WHAT IS ASKED:
Look through the material below and count the lines with the string "权威媒体". Report only the count.

[Dataset records]

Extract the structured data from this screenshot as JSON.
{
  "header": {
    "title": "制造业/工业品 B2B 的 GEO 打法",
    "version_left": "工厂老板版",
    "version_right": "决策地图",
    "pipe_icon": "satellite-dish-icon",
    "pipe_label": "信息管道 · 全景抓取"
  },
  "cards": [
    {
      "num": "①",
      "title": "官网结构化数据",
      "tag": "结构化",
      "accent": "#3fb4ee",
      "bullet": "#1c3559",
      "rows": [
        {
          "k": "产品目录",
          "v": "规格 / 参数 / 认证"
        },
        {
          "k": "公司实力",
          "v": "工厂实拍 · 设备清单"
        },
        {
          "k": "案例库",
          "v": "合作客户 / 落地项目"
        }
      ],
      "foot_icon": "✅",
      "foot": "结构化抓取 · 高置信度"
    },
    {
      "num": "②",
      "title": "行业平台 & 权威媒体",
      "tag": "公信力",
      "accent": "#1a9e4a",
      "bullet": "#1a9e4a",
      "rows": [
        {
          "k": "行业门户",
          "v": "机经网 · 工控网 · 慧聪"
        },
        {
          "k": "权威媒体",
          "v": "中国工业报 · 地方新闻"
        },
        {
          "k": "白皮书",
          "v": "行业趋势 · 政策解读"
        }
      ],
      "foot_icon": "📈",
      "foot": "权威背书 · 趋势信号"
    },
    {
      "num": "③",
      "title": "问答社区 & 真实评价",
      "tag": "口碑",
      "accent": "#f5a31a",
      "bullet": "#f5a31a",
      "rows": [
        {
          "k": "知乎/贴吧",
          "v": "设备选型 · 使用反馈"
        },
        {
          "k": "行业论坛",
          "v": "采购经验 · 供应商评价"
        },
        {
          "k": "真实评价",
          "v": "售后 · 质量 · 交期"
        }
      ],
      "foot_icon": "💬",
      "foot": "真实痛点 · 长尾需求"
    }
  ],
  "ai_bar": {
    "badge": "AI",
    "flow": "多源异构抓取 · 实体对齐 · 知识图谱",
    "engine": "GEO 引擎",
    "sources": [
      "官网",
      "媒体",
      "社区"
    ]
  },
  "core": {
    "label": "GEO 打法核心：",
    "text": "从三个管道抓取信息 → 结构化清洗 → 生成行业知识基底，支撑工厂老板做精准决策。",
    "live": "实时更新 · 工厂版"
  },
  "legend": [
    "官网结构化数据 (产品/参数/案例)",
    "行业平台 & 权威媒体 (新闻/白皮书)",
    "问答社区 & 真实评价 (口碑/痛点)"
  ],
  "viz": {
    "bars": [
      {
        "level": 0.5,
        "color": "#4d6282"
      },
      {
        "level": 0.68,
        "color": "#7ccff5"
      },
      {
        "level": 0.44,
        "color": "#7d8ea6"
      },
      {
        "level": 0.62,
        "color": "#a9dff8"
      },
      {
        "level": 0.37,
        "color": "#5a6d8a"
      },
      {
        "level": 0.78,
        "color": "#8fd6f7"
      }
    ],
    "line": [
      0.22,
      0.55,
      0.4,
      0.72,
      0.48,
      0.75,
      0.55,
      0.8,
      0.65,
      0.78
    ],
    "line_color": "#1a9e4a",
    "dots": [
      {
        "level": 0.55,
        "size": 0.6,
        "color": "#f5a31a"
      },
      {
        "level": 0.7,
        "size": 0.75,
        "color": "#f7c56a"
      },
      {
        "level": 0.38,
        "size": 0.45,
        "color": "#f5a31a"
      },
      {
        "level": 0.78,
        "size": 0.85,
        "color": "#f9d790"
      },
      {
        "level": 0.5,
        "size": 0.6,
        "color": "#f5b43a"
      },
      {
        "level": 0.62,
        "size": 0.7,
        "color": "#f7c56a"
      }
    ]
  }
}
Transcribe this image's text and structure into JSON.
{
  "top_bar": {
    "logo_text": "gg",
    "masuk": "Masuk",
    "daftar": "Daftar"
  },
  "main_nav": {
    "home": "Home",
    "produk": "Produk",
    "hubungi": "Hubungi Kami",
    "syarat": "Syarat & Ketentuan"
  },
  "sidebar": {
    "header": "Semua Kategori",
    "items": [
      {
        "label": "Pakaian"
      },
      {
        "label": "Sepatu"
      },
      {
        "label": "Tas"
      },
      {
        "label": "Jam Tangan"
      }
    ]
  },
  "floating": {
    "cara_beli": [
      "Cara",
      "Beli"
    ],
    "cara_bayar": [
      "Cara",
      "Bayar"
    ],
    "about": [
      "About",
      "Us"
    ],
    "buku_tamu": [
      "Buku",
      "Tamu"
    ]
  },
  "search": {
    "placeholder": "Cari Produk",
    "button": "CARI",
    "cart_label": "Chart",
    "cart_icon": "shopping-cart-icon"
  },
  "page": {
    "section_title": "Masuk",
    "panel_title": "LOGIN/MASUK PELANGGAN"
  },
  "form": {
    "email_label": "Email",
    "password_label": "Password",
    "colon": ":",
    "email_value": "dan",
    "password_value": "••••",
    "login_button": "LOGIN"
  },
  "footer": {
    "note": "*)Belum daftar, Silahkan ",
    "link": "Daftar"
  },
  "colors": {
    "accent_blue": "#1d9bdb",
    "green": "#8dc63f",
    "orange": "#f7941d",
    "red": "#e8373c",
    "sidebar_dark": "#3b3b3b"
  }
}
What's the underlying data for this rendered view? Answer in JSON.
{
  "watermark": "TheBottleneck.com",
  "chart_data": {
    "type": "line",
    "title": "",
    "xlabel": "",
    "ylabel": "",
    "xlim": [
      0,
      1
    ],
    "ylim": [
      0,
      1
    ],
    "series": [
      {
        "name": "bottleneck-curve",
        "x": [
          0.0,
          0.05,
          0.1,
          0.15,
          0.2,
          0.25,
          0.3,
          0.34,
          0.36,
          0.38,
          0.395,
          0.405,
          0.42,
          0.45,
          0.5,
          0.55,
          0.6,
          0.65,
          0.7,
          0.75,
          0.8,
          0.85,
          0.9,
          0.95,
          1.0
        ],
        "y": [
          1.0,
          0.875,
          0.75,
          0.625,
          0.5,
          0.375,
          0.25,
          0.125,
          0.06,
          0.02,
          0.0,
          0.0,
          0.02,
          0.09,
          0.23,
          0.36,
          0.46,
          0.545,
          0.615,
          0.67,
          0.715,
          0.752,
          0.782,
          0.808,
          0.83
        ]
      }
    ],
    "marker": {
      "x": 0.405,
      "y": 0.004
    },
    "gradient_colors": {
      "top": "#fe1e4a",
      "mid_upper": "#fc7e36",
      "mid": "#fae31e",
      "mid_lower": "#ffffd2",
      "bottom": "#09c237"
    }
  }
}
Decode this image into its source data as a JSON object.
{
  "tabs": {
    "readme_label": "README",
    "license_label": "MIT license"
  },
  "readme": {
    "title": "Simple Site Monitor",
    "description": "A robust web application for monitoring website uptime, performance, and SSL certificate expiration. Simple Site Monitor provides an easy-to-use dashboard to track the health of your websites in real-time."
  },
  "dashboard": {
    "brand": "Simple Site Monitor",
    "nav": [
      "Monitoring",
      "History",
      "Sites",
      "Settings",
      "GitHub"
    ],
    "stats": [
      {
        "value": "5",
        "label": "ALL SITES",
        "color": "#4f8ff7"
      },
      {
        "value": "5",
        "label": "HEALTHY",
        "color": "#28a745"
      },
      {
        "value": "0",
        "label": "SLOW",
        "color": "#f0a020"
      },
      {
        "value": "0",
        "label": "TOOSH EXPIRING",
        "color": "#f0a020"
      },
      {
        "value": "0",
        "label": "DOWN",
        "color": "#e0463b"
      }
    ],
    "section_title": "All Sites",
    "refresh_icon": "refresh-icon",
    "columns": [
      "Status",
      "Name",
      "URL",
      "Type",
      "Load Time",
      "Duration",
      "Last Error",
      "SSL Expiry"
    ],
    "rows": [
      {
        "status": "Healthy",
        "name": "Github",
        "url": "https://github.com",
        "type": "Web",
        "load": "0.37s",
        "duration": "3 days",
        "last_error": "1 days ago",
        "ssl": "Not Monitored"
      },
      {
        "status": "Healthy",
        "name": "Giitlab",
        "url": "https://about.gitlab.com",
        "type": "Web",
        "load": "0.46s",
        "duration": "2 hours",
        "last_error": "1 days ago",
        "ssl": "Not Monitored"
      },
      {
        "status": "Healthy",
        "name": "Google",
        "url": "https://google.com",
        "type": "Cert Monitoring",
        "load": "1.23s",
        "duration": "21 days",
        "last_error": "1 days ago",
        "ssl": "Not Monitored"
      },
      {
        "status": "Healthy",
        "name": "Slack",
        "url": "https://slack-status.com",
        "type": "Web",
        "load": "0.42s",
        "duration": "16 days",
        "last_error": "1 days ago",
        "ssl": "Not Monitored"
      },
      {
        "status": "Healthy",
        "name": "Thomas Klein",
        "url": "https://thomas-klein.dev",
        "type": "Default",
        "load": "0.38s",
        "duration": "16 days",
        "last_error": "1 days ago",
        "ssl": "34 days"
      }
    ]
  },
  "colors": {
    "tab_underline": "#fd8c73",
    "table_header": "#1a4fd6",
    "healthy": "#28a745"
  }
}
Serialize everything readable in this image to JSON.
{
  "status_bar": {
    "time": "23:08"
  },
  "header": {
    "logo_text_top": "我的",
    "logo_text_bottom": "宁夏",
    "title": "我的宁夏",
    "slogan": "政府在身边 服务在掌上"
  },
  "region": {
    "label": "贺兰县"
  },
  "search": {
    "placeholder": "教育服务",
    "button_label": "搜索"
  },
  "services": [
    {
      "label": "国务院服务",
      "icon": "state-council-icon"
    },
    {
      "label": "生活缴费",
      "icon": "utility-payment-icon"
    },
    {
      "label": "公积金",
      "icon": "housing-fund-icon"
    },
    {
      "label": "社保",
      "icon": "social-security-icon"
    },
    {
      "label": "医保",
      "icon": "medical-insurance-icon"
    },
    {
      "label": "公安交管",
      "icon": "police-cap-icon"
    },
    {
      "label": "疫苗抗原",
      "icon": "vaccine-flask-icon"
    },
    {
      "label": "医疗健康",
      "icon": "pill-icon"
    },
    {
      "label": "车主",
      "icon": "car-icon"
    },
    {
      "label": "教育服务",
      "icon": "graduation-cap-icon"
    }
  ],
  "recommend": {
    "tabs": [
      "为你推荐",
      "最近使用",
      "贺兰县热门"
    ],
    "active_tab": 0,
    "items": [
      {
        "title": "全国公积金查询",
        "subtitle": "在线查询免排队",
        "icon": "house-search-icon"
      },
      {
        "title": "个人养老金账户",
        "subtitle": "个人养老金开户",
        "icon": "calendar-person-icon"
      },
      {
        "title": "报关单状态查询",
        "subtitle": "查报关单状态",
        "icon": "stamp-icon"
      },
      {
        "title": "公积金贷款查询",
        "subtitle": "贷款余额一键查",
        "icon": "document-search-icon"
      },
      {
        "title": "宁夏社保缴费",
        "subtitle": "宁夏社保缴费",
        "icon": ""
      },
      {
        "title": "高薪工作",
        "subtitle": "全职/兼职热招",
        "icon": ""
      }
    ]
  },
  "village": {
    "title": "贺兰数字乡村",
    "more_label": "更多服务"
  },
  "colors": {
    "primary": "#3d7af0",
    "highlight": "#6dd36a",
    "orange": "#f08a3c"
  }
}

FULL OUTPUT:
3